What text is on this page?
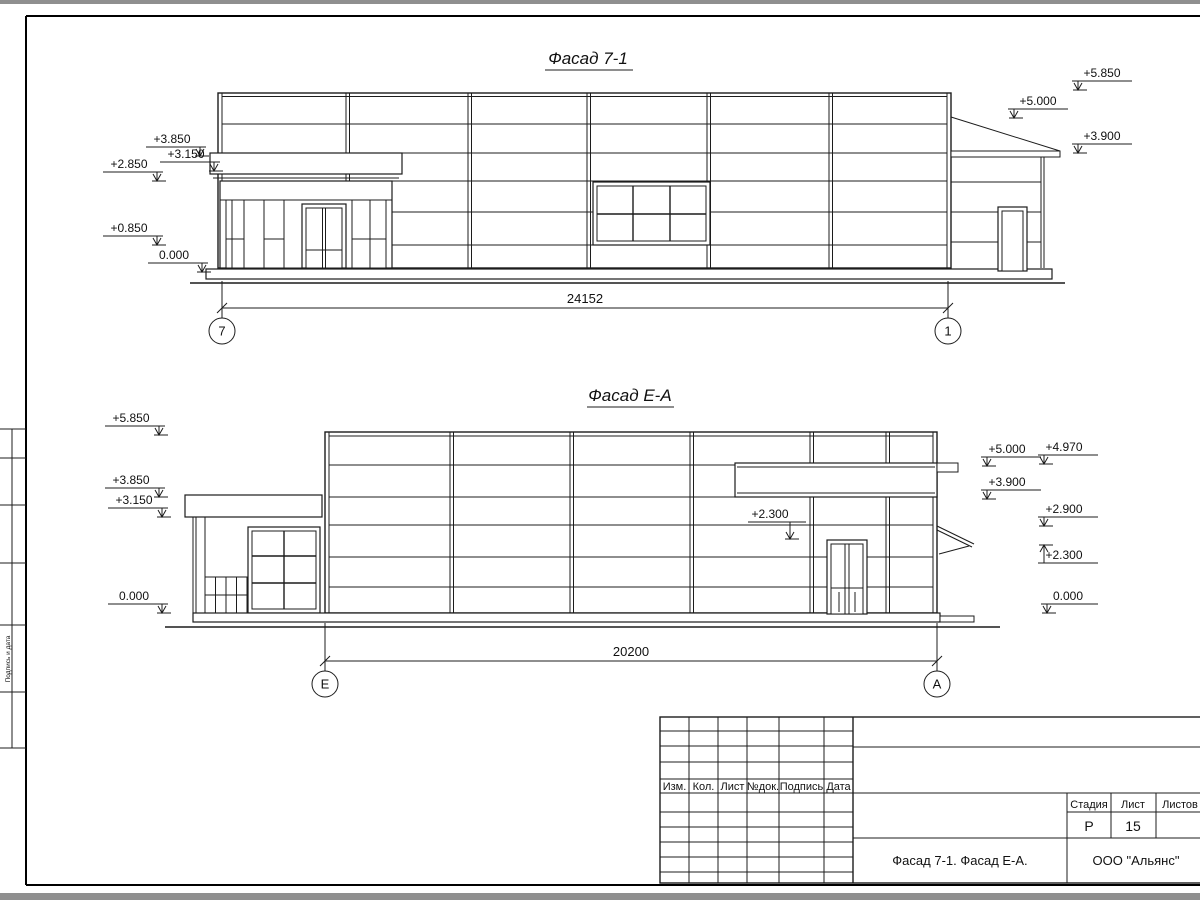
Подпись и дата
Фасад 7-1
+3.850
+3.150
+2.850
+0.850
0.000
+5.850
+5.000
+3.900
24152
7	1
Фасад Е-А
+5.850
+3.850
+3.150
0.000
+2.300
+5.000
+3.900
+4.970
+2.900
+2.300
0.000
20200
Е	А
Изм. Кол. Лист №док. Подпись Дата
Стадия Лист Листов
Р 15
Фасад 7-1. Фасад Е-А.	ООО "Альянс"
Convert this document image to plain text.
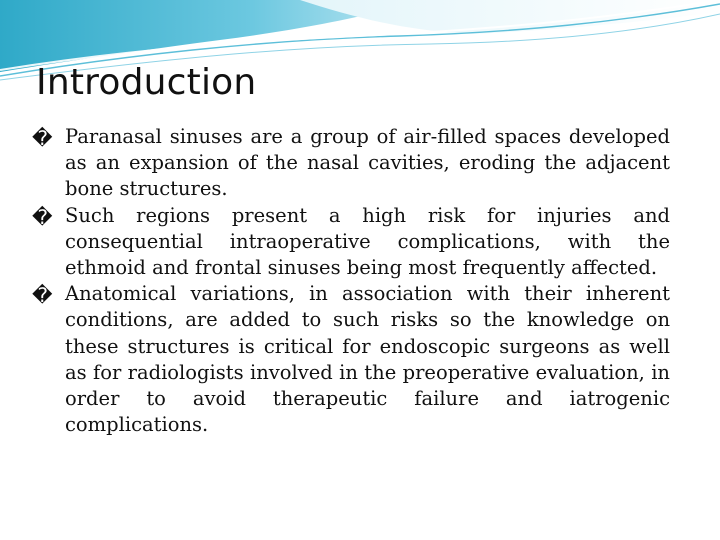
Introduction
� Paranasal sinuses are a group of air-filled spaces developed as an expansion of the nasal cavities, eroding the adjacent bone structures.
� Such regions present a high risk for injuries and consequential intraoperative complications, with the ethmoid and frontal sinuses being most frequently affected.
� Anatomical variations, in association with their inherent conditions, are added to such risks so the knowledge on these structures is critical for endoscopic surgeons as well as for radiologists involved in the preoperative evaluation, in order to avoid therapeutic failure and iatrogenic complications.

------------------------

Report each line in the preceding entries that holds the string "with".

� Such regions present a high risk for injuries and consequential intraoperative complications, with the ethmoid and frontal sinuses being most frequently affected.
� Anatomical variations, in association with their inherent conditions, are added to such risks so the knowledge on these structures is critical for endoscopic surgeons as well as for radiologists involved in the preoperative evaluation, in order to avoid therapeutic failure and iatrogenic complications.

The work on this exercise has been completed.